EXCERPT TO READ:

>> BEGIN

That the foliation in the dykes in the Loch Maree district is in most cases parallel to their margins, and most perfectly developed near the sides, is no doubt due to the fact that most of the movements which gave rise to the foliation have, in this district, proceeded along the lines of the dykes. These movements have often had less influence on the contiguous gneiss than on the dykes, many of which are well foliated, while the adjoining gneiss shows comparatively little alteration.

Few bands of hornblende-schist, which can be proved to represent dykes, show so close a foliation as that frequently observable in the thick hornblende-schists associated with the altered sediments in the Lewisian gneiss. There can be little doubt, however, that some of the very finely-foliated thin bands on An Ard (Gairloch), and between there and Loch Kerry, represent dykes, for they are flanked by gneiss on either side. The intensity of shearing which has produced the very close foliation has probably sufficed to destroy the evidence of the intrusive character of many of the bands.

Where the dykes are foliated throughout in directions transverse to their course, the foliation in them corresponds with a second foliation in the gneiss, or with an early banding which has been thinned and modified. In the latter case, the modified banding represents both the first and second foliation. In a section nearly a mile slightly north of west of Mullach nan Cadhaichean, the foliation in a dyke is transverse to the side, and the second foliation in the gneiss is parallel to the axial planes of some small folds which are seen in the gneiss, but which do not seem to affect the margins of the dyke. As the foliation planes in the dyke are continuations of the second foliation planes in the gneiss, the foliation in the dyke must have been produced at the same time as these folds, though no indications of folding are to be observed on the sides of the dykes. The foliation which has been produced simultaneously in both gneiss and dykes is in some districts so strong that it obscures the early broad bands which existed in the gneiss before the dykes were intruded. These early bands have also been dragged so that their outcrops are almost parallel to the dykes.

Although the mechanical deformation which the dykes have thus undergone has to a large extent destroyed the evidence of their intrusive character, abundant satisfactory proofs of their original injection into the surrounding rocks have been obtained in many areas, particularly near Loch Braigh Horrisdail, and Meall an Tuim Bhuidhe. Dear Lochan Druim na Fearna various bands of hornblende-schist can be traced for a mile or more keeping so nearly parallel to the limestone that their original dyke-like character might well be doubted, were it not for the phenomena seen a little further south-west, where, after passing many parallel bands of similar schist separated by thin strips of gneiss, we reach, near Mullach nan Cadhaichean, a series of hornblendic bands which are generally less sheared than those near the limestone and display repeated evidence of intrusion.

>> END

TASK BRIEF:
Do these statements agree with the excerpt on foliated dykes? (a) In the Loch Maree district, the foliation in the dykes mostly runs parallel to their margins. (b) The gneiss next to the dykes generally shows more alteration than the dykes. (c) In the section described near Mullach nan Cadhaichean, the small folds in the gneiss affect the margins of the dyke. For each, answer yes or no and quote the words that decide it.

INFORMATION SUPPLIED:
>> BEGIN

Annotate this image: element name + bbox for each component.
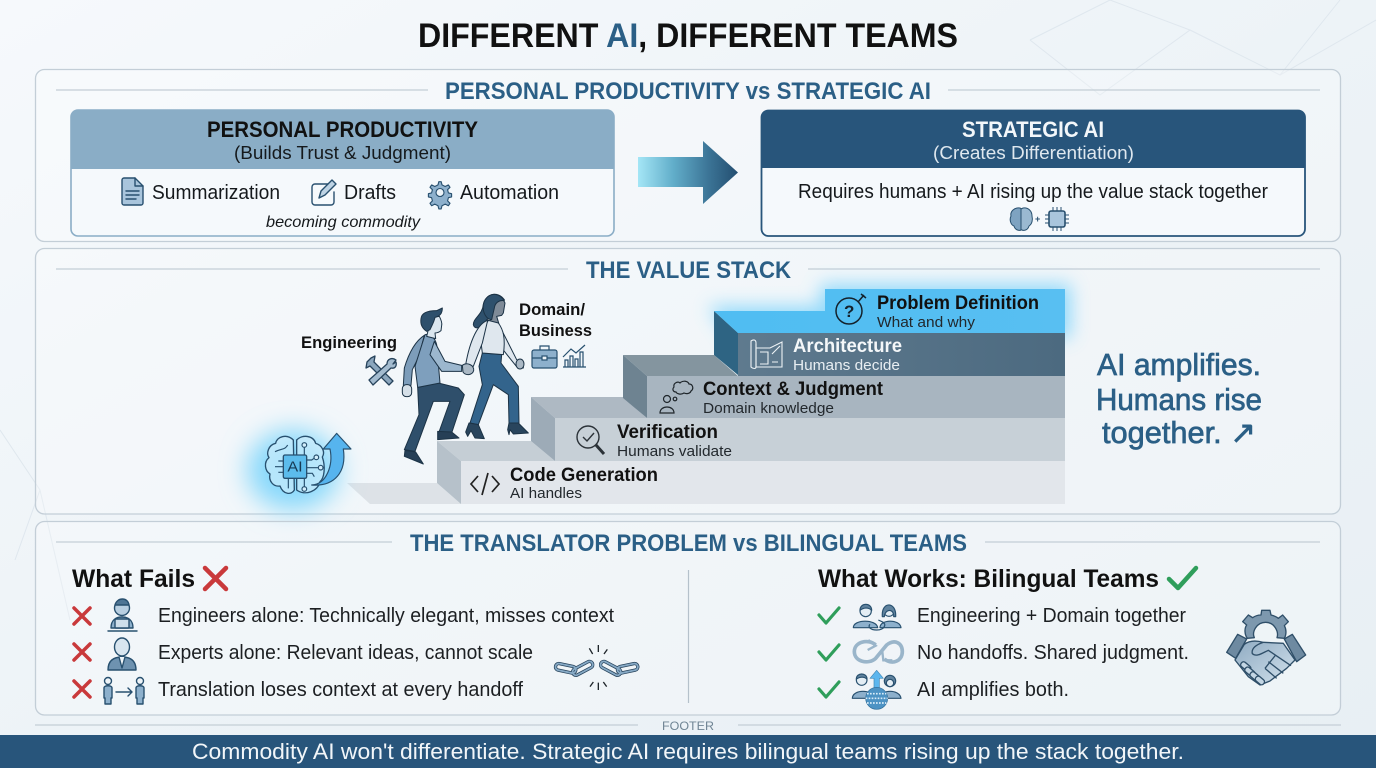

>> END

SOLUTION TO THIS PROBLEM:
(a) Yes: "the foliation in the dykes in the Loch Maree district is in most cases parallel to their margins"
(b) No: "while the adjoining gneiss shows comparatively little alteration"
(c) No: "but which do not seem to affect the margins of the dyke"